++++ Input for this task ++++
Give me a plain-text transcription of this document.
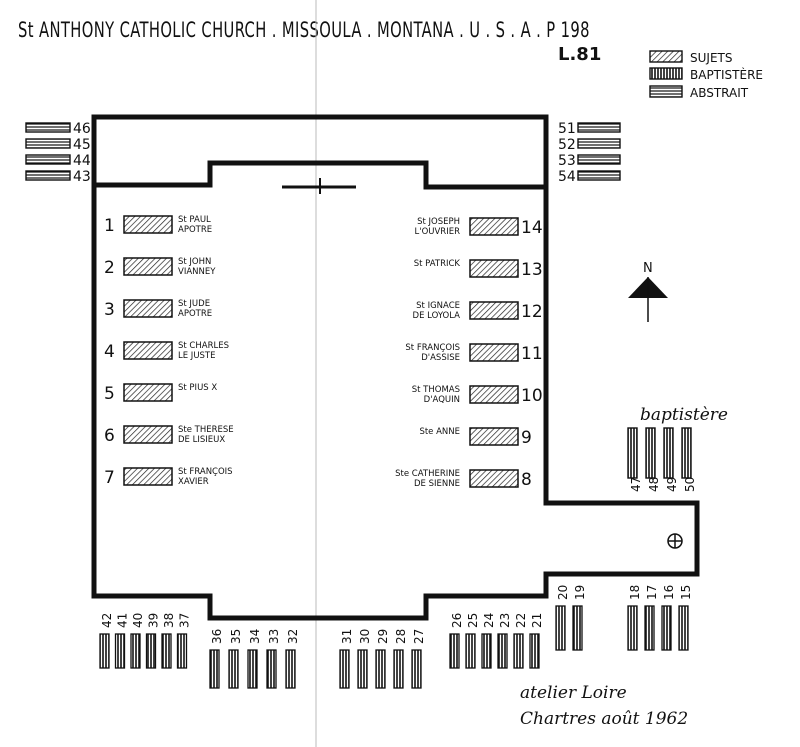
St ANTHONY CATHOLIC CHURCH . MISSOULA . MONTANA . U . S . A . P 198
L.81	SUJETS
BAPTISTÈRE
ABSTRAIT
N
baptistère
1	St PAUL
APOTRE
2	St JOHN
VIANNEY
3	St JUDE
APOTRE
4	St CHARLES
LE JUSTE
5	St PIUS X
6	Ste THERESE
DE LISIEUX
7	St FRANÇOIS
XAVIER
14
St JOSEPH
L'OUVRIER
13
St PATRICK
12
St IGNACE
DE LOYOLA
11
St FRANÇOIS
D'ASSISE
10
St THOMAS
D'AQUIN
9
Ste ANNE
8
Ste CATHERINE
DE SIENNE
46
45
44
43
51
52
53
54
47 48 49 50
42 41 40 39 38 37
36 35 34 33 32	31 30 29 28 27
26 25 24 23 22 21
20 19	18 17 16 15
atelier Loire
Chartres août 1962
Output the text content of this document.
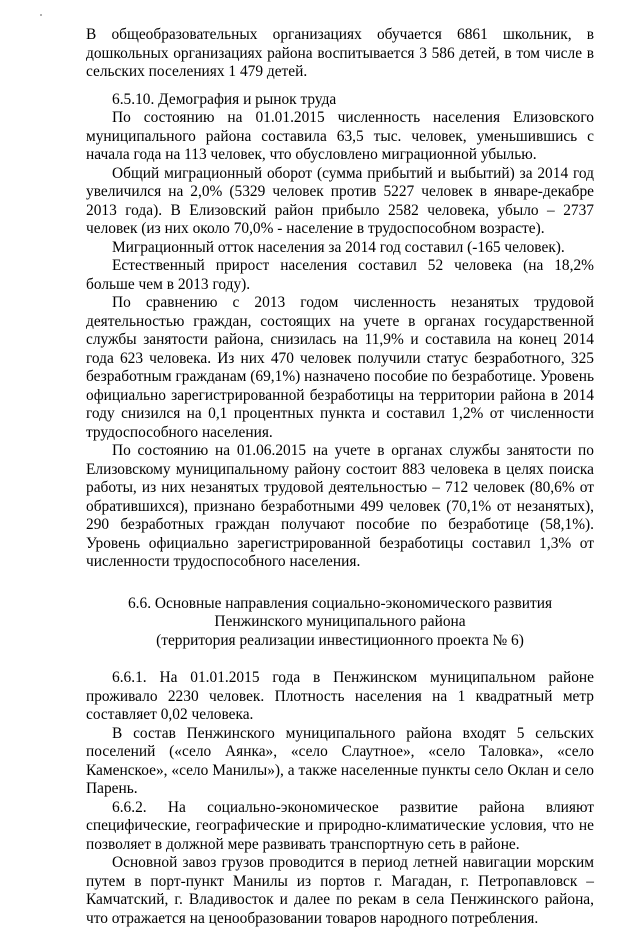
В общеобразовательных организациях обучается 6861 школьник, в дошкольных организациях района воспитывается 3 586 детей, в том числе в сельских поселениях 1 479 детей.

6.5.10. Демография и рынок труда

По состоянию на 01.01.2015 численность населения Елизовского муниципального района составила 63,5 тыс. человек, уменьшившись с начала года на 113 человек, что обусловлено миграционной убылью.

Общий миграционный оборот (сумма прибытий и выбытий) за 2014 год увеличился на 2,0% (5329 человек против 5227 человек в январе-декабре 2013 года). В Елизовский район прибыло 2582 человека, убыло – 2737 человек (из них около 70,0% - население в трудоспособном возрасте).

Миграционный отток населения за 2014 год составил (-165 человек).

Естественный прирост населения составил 52 человека (на 18,2% больше чем в 2013 году).

По сравнению с 2013 годом численность незанятых трудовой деятельностью граждан, состоящих на учете в органах государственной службы занятости района, снизилась на 11,9% и составила на конец 2014 года 623 человека. Из них 470 человек получили статус безработного, 325 безработным гражданам (69,1%) назначено пособие по безработице. Уровень официально зарегистрированной безработицы на территории района в 2014 году снизился на 0,1 процентных пункта и составил 1,2% от численности трудоспособного населения.

По состоянию на 01.06.2015 на учете в органах службы занятости по Елизовскому муниципальному району состоит 883 человека в целях поиска работы, из них незанятых трудовой деятельностью – 712 человек (80,6% от обратившихся), признано безработными 499 человек (70,1% от незанятых), 290 безработных граждан получают пособие по безработице (58,1%). Уровень официально зарегистрированной безработицы составил 1,3% от численности трудоспособного населения.

6.6. Основные направления социально-экономического развития
Пенжинского муниципального района
(территория реализации инвестиционного проекта № 6)

6.6.1. На 01.01.2015 года в Пенжинском муниципальном районе проживало 2230 человек. Плотность населения на 1 квадратный метр составляет 0,02 человека.

В состав Пенжинского муниципального района входят 5 сельских поселений («село Аянка», «село Слаутное», «село Таловка», «село Каменское», «село Манилы»), а также населенные пункты село Оклан и село Парень.

6.6.2. На социально-экономическое развитие района влияют специфические, географические и природно-климатические условия, что не позволяет в должной мере развивать транспортную сеть в районе.

Основной завоз грузов проводится в период летней навигации морским путем в порт-пункт Манилы из портов г. Магадан, г. Петропавловск – Камчатский, г. Владивосток и далее по рекам в села Пенжинского района, что отражается на ценообразовании товаров народного потребления.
++++
> Task prompt: Count each line above in which the string "составила" appears, then state only the total.

> Final result: 2